All of the data should be output character for character, except the pictures.

▶ _Figure record listings_
## begin
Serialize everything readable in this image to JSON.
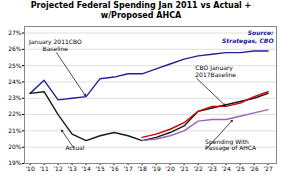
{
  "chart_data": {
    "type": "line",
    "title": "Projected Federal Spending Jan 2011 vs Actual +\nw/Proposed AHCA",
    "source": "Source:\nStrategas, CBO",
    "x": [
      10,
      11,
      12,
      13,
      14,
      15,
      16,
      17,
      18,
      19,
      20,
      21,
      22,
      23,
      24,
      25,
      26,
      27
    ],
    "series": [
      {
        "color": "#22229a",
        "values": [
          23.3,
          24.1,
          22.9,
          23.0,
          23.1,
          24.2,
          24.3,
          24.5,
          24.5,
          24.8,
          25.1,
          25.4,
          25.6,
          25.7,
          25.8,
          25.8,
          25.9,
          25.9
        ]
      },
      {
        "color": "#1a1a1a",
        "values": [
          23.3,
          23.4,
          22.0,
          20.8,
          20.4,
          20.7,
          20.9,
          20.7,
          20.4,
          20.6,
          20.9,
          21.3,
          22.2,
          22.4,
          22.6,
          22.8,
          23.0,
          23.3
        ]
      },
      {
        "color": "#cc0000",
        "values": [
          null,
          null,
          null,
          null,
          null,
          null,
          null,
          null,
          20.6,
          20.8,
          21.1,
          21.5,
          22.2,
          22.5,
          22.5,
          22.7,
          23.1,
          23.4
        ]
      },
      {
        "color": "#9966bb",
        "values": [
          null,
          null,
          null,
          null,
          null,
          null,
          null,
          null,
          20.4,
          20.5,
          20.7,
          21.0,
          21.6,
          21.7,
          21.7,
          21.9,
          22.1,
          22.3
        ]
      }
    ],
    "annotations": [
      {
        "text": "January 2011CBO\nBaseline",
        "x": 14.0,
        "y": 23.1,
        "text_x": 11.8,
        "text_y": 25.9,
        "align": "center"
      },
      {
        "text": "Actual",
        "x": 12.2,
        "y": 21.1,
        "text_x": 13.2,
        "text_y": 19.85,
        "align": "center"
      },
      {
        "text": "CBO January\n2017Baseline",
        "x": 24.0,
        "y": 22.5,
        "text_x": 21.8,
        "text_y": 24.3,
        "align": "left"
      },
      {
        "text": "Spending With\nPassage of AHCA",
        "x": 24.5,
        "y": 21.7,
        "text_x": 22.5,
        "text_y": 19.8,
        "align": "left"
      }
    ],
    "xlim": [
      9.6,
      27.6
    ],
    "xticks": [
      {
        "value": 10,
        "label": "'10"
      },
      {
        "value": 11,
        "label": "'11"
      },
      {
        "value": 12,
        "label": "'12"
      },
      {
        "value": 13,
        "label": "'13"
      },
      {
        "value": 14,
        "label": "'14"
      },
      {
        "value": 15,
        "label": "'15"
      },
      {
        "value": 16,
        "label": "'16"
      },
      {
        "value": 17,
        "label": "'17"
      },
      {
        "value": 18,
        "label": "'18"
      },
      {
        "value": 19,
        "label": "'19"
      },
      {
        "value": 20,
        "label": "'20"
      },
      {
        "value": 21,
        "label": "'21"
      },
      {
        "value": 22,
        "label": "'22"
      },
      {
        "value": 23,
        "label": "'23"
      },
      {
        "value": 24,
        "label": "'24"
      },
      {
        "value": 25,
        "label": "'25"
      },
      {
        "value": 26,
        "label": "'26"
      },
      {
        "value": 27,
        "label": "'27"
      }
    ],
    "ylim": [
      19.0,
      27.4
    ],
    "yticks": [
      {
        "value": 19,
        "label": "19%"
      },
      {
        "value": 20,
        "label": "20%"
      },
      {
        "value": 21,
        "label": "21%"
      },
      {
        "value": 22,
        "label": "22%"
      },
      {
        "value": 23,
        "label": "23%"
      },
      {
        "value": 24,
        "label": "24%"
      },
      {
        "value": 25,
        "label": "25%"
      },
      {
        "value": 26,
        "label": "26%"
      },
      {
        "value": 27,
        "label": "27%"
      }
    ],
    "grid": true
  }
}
## end
▶ _REPLY_
Serialize everything readable in this image to JSON.
{
  "chart_data": {
    "type": "line",
    "title": "Projected Federal Spending Jan 2011 vs Actual +\nw/Proposed AHCA",
    "source": "Source:\nStrategas, CBO",
    "x": [
      10,
      11,
      12,
      13,
      14,
      15,
      16,
      17,
      18,
      19,
      20,
      21,
      22,
      23,
      24,
      25,
      26,
      27
    ],
    "series": [
      {
        "color": "#22229a",
        "values": [
          23.3,
          24.1,
          22.9,
          23.0,
          23.1,
          24.2,
          24.3,
          24.5,
          24.5,
          24.8,
          25.1,
          25.4,
          25.6,
          25.7,
          25.8,
          25.8,
          25.9,
          25.9
        ]
      },
      {
        "color": "#1a1a1a",
        "values": [
          23.3,
          23.4,
          22.0,
          20.8,
          20.4,
          20.7,
          20.9,
          20.7,
          20.4,
          20.6,
          20.9,
          21.3,
          22.2,
          22.4,
          22.6,
          22.8,
          23.0,
          23.3
        ]
      },
      {
        "color": "#cc0000",
        "values": [
          null,
          null,
          null,
          null,
          null,
          null,
          null,
          null,
          20.6,
          20.8,
          21.1,
          21.5,
          22.2,
          22.5,
          22.5,
          22.7,
          23.1,
          23.4
        ]
      },
      {
        "color": "#9966bb",
        "values": [
          null,
          null,
          null,
          null,
          null,
          null,
          null,
          null,
          20.4,
          20.5,
          20.7,
          21.0,
          21.6,
          21.7,
          21.7,
          21.9,
          22.1,
          22.3
        ]
      }
    ],
    "annotations": [
      {
        "text": "January 2011CBO\nBaseline",
        "x": 14.0,
        "y": 23.1,
        "text_x": 11.8,
        "text_y": 25.9,
        "align": "center"
      },
      {
        "text": "Actual",
        "x": 12.2,
        "y": 21.1,
        "text_x": 13.2,
        "text_y": 19.85,
        "align": "center"
      },
      {
        "text": "CBO January\n2017Baseline",
        "x": 24.0,
        "y": 22.5,
        "text_x": 21.8,
        "text_y": 24.3,
        "align": "left"
      },
      {
        "text": "Spending With\nPassage of AHCA",
        "x": 24.5,
        "y": 21.7,
        "text_x": 22.5,
        "text_y": 19.8,
        "align": "left"
      }
    ],
    "xlim": [
      9.6,
      27.6
    ],
    "xticks": [
      {
        "value": 10,
        "label": "'10"
      },
      {
        "value": 11,
        "label": "'11"
      },
      {
        "value": 12,
        "label": "'12"
      },
      {
        "value": 13,
        "label": "'13"
      },
      {
        "value": 14,
        "label": "'14"
      },
      {
        "value": 15,
        "label": "'15"
      },
      {
        "value": 16,
        "label": "'16"
      },
      {
        "value": 17,
        "label": "'17"
      },
      {
        "value": 18,
        "label": "'18"
      },
      {
        "value": 19,
        "label": "'19"
      },
      {
        "value": 20,
        "label": "'20"
      },
      {
        "value": 21,
        "label": "'21"
      },
      {
        "value": 22,
        "label": "'22"
      },
      {
        "value": 23,
        "label": "'23"
      },
      {
        "value": 24,
        "label": "'24"
      },
      {
        "value": 25,
        "label": "'25"
      },
      {
        "value": 26,
        "label": "'26"
      },
      {
        "value": 27,
        "label": "'27"
      }
    ],
    "ylim": [
      19.0,
      27.4
    ],
    "yticks": [
      {
        "value": 19,
        "label": "19%"
      },
      {
        "value": 20,
        "label": "20%"
      },
      {
        "value": 21,
        "label": "21%"
      },
      {
        "value": 22,
        "label": "22%"
      },
      {
        "value": 23,
        "label": "23%"
      },
      {
        "value": 24,
        "label": "24%"
      },
      {
        "value": 25,
        "label": "25%"
      },
      {
        "value": 26,
        "label": "26%"
      },
      {
        "value": 27,
        "label": "27%"
      }
    ],
    "grid": true
  }
}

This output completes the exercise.